Exercise instructions. In the text on clustering vessel sailing routes from AIS data, what two steps make up most of AIS data preprocessing?

In summary, most of the presented algorithms still face problems in that they cannot accurately identify noise and cannot effectively perform clustering with large amounts of uniform density data. To solve these problems, this study proposes an efficient vessel sailing route clustering and analysis method based on AIS data using traffic density images.

3. Research Methodology

In this section, the general framework of our method is introduced, and detailed descriptions of the key parts of our approach are presented.

The main sea route is defined as the stationary region where more ships sail. The general idea of the proposed traffic density image-based clustering method (TDIBC) is that the main sea routes should have a larger traffic flow density, which can be described using an image. The TDIBC process is shown in Figure 1. AIS data preprocessing consists mainly of data cleaning and interpolation. The traffic density image is constructed to transform the clustering problem of the AIS trajectories into an image processing problem, which can be effectively solved using computer vision methods. The main sea routes are clustered to determine the main sailing patterns in regions of interest. Finally, we can use these sailing patterns to identify sailing trajectories.

3.1. AIS Data Preprocessing

The AIS data are a typical type of big geodata. Influenced by equipment quality and protocol standards, AIS data have the following characteristics: different reporting frequencies and poor data quality. In general, the AIS data received in engineering practice are incomplete or inaccurate [35], and over 5% of the received AIS data are incorrect [36]. These abnormal AIS data are not conducive to the identification and supervision of a ship’s navigation intention and greatly reduce the application value of AIS data. It is necessary to perform AIS data preprocessing and remove abnormal data before analyzing the AIS data.

We first convert the geographic coordinate system into Mercator projection using Equation (1) as follows [37]:

{\begin{cases} r_{0} = \frac{a \times \cos (l a_{0})}{\sqrt{1 - (e_{1}^{2} \times \sin^{2} (l a_{0}))}} \\ q = \ln (\tan (\frac{π}{4} + \frac{l a}{2}) \times {(\frac{1 - e_{1} \times \sin (l a_{0})}{1 + e_{1} \times \sin (l a_{0})})}^{\frac{e_{1}}{2}}) \\ x = r_{0} \times l o \\ y = r_{0} \times q \end{cases}

(1)

Data section.
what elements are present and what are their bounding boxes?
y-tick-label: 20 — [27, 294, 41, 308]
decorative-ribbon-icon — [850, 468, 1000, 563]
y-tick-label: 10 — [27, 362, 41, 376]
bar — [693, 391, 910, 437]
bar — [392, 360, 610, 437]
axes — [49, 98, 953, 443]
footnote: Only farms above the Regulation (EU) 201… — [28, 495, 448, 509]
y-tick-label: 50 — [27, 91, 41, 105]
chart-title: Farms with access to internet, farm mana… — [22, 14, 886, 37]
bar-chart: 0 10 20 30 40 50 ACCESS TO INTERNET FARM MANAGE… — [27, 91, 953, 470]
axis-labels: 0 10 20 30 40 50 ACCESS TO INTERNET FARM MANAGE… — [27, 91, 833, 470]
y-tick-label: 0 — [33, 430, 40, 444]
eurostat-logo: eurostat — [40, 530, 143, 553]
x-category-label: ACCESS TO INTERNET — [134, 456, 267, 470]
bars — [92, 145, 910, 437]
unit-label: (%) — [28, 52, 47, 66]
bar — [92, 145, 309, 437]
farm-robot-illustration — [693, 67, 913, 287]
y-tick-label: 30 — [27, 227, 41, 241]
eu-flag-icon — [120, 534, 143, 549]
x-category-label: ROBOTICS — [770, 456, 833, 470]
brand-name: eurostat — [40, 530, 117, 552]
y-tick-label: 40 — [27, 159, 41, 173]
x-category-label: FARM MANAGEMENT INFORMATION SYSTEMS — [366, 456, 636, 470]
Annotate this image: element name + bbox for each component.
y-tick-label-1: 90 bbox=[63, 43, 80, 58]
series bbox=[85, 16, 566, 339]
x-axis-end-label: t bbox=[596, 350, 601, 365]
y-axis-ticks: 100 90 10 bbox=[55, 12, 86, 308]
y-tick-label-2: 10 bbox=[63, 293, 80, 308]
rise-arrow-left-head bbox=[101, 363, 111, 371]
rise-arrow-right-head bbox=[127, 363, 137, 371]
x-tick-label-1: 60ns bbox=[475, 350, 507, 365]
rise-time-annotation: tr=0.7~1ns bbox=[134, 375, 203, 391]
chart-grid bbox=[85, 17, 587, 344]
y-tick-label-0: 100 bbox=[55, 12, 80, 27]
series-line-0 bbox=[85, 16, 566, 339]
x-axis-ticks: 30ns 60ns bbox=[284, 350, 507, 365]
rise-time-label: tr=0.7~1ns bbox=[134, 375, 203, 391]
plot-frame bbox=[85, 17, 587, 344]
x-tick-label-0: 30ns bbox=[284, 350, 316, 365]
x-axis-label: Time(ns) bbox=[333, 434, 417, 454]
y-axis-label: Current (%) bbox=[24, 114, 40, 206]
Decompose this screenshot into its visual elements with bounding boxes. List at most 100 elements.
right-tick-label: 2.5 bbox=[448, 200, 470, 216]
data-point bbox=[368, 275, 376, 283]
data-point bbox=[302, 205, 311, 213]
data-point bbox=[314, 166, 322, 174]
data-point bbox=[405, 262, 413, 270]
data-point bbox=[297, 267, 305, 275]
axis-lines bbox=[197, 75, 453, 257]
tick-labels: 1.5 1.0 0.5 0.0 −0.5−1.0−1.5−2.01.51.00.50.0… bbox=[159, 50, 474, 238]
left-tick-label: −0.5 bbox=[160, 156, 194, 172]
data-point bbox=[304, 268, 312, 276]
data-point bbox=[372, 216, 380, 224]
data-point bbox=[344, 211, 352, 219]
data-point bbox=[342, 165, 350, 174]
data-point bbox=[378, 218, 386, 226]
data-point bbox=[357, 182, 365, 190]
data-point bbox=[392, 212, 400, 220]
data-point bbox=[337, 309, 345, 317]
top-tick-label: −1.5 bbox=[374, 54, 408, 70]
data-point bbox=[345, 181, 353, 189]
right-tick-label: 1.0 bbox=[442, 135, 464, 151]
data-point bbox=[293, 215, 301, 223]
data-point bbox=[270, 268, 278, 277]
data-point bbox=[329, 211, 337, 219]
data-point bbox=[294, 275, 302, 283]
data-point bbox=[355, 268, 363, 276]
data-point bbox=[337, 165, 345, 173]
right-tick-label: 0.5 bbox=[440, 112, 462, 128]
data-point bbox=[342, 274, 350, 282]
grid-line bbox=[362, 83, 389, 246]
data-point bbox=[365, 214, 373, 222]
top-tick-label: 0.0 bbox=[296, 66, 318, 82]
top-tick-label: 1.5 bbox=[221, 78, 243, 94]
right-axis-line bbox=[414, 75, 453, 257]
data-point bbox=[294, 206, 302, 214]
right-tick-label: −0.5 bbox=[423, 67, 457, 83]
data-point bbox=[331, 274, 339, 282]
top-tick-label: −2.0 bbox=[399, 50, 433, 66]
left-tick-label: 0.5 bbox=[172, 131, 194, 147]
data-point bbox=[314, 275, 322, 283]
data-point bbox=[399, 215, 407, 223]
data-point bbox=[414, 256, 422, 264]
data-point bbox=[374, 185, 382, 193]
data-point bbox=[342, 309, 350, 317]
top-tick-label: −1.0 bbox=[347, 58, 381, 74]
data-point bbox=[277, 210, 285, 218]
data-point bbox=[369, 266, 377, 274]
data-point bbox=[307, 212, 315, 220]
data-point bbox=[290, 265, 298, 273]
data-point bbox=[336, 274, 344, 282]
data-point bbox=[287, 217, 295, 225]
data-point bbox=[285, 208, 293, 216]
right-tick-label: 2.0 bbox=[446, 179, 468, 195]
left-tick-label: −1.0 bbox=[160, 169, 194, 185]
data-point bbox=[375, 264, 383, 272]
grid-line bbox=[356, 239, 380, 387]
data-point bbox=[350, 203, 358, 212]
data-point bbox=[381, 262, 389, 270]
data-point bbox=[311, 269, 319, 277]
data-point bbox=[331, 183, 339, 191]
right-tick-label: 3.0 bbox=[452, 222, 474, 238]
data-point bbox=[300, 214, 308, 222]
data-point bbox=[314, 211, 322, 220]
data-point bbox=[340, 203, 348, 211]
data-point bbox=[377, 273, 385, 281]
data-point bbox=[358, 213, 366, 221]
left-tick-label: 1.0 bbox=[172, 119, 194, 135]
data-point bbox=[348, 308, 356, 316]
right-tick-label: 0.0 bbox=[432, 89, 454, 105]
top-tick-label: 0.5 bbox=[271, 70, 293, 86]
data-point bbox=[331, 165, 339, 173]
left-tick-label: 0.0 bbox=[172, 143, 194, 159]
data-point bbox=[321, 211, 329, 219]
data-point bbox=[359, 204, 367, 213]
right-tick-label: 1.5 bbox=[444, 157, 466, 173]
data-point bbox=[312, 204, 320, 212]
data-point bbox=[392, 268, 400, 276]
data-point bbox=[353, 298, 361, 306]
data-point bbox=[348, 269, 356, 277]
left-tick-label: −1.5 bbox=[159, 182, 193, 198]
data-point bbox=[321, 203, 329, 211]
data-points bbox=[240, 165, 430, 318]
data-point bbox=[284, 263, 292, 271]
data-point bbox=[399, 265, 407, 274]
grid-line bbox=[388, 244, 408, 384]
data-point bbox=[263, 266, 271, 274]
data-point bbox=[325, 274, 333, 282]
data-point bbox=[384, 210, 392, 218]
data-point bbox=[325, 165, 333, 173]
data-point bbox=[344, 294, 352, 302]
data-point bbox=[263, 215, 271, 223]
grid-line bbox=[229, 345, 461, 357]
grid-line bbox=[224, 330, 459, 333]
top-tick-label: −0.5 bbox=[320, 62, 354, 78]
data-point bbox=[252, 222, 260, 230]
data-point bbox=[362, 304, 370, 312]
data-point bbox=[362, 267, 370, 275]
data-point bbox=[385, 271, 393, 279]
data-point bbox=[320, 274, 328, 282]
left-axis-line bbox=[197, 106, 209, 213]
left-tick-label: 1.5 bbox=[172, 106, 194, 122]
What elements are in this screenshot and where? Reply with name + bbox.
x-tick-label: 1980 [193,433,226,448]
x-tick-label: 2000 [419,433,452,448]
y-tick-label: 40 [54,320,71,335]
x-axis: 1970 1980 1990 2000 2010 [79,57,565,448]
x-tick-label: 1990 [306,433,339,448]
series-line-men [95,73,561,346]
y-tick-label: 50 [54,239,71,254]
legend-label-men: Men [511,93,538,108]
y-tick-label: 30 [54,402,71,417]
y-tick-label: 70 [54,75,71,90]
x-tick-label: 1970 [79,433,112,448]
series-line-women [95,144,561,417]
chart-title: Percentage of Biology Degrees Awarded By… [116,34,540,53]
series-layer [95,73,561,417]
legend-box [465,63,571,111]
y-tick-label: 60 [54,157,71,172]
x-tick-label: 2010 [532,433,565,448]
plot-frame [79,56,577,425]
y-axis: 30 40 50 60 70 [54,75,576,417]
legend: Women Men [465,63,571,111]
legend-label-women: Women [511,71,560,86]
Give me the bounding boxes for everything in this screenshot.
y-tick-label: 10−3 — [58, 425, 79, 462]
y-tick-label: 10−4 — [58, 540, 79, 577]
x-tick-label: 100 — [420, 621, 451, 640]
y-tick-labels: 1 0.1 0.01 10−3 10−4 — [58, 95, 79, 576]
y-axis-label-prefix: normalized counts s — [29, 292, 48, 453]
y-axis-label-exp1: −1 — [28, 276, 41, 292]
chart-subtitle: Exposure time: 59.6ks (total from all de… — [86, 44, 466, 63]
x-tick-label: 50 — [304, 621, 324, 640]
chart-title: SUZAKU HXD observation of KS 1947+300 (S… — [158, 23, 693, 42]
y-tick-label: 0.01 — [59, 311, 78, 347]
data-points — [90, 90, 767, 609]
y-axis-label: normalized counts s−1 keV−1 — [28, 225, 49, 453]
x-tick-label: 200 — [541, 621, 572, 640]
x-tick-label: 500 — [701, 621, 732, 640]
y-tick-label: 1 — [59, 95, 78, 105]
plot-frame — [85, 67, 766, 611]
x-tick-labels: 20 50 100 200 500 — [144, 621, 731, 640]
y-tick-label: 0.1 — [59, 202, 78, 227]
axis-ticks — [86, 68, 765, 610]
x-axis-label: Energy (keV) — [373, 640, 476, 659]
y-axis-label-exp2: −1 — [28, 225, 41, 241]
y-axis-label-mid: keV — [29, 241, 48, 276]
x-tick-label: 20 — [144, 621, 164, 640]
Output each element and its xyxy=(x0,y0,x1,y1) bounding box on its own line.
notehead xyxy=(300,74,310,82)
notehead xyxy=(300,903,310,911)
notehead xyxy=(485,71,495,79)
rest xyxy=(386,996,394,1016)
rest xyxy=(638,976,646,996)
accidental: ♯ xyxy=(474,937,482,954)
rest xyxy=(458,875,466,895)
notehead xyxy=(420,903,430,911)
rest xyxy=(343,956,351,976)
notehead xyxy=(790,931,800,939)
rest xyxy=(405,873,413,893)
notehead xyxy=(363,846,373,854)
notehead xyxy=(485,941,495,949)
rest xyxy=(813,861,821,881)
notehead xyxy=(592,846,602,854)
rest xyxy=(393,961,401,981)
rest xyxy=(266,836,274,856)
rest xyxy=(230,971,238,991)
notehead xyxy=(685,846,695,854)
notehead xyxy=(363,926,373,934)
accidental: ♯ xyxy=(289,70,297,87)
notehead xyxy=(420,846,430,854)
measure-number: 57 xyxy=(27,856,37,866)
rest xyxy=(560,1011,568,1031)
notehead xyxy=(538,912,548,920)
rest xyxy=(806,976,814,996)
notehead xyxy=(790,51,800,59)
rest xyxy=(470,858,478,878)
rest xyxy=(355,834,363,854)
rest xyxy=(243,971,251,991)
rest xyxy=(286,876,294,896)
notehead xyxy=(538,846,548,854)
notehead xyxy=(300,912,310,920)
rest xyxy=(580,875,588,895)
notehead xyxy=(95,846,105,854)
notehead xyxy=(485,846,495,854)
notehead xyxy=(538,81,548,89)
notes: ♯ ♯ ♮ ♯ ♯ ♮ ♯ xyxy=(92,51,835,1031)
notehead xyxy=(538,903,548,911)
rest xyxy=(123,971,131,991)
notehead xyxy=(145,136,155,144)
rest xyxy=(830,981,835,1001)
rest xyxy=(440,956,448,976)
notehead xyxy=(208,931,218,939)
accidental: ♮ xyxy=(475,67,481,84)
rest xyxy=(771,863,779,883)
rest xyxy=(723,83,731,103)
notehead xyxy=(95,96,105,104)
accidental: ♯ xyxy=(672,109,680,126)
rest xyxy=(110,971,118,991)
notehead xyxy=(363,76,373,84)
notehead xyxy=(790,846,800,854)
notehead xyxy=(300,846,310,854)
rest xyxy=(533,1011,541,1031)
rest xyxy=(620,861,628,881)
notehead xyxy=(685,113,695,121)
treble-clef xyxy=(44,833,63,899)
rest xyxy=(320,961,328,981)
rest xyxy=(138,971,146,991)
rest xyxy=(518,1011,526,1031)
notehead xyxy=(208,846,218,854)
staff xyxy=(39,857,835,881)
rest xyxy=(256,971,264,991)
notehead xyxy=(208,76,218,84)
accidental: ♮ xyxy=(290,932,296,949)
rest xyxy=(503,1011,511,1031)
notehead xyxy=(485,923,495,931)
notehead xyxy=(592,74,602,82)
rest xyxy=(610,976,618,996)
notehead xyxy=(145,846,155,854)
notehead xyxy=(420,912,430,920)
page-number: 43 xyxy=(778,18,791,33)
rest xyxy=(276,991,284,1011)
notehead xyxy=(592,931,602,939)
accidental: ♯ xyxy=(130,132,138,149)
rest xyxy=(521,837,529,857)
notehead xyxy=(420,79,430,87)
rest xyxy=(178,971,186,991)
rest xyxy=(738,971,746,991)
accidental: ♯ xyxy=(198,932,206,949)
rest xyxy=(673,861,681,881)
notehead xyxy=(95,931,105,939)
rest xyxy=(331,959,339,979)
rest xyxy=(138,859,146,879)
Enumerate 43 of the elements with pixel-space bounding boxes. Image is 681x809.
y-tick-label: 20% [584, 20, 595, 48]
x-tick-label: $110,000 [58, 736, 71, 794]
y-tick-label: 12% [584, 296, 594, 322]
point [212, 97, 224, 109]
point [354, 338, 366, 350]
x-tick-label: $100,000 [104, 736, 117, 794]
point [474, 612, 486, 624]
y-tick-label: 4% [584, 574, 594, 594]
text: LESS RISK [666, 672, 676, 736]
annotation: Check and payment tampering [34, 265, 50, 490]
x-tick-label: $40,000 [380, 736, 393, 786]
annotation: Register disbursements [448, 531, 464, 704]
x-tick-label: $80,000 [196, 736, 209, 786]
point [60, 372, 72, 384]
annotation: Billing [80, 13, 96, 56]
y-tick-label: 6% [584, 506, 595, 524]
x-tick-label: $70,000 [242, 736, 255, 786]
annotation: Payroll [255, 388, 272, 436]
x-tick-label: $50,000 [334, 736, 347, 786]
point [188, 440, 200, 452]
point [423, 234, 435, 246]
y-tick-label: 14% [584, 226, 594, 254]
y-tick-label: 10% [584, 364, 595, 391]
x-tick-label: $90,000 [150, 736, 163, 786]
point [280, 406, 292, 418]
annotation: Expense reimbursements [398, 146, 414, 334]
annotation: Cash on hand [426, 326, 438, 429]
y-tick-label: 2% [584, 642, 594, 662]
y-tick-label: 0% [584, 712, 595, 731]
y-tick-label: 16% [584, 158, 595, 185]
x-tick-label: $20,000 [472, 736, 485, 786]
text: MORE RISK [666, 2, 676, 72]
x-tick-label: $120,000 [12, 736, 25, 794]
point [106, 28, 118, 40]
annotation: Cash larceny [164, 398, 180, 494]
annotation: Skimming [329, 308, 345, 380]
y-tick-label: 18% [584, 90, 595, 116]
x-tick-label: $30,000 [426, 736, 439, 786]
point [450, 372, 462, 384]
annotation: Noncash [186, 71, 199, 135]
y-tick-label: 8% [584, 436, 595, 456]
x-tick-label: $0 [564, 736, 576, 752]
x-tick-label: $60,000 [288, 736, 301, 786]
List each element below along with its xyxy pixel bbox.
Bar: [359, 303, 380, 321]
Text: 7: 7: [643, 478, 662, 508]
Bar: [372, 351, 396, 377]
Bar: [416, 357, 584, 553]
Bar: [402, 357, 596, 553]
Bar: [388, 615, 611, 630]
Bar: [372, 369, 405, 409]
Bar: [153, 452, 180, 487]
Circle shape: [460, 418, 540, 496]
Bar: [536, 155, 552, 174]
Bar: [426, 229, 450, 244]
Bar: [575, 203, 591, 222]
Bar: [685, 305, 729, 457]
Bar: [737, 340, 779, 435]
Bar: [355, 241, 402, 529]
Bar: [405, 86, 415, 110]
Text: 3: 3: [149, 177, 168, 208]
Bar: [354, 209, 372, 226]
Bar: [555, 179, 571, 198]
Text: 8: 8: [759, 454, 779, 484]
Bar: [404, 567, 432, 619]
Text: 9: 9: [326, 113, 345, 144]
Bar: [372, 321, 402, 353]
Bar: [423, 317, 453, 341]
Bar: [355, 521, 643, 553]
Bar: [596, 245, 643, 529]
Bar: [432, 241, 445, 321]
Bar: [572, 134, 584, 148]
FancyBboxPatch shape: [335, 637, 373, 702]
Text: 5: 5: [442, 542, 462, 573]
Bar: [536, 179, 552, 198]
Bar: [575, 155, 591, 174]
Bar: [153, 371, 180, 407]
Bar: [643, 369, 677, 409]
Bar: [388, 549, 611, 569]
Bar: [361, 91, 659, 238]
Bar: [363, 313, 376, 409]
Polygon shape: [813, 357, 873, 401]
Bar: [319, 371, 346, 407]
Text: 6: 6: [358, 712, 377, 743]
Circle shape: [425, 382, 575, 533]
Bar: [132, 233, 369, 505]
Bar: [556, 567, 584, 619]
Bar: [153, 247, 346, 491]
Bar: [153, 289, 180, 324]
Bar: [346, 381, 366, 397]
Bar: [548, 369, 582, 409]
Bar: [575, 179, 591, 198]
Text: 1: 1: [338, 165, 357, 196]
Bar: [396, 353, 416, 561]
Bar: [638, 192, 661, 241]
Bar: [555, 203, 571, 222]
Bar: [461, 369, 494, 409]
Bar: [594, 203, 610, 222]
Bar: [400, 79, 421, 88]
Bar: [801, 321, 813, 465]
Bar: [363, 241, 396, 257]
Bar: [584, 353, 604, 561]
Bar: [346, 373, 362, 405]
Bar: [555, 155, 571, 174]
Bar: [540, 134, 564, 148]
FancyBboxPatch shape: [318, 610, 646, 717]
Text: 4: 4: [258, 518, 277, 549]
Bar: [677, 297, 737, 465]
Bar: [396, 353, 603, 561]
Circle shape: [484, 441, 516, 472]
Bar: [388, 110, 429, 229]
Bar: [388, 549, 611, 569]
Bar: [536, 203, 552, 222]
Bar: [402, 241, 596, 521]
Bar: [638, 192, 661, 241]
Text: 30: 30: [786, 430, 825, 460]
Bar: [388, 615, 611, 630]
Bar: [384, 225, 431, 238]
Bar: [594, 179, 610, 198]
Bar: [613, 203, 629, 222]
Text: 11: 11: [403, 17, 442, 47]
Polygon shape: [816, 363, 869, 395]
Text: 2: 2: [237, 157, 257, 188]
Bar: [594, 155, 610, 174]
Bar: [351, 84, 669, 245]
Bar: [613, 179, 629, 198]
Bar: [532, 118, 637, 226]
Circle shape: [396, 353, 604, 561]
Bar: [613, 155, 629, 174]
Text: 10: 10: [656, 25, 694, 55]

Output below. Data cleaning and interpolation.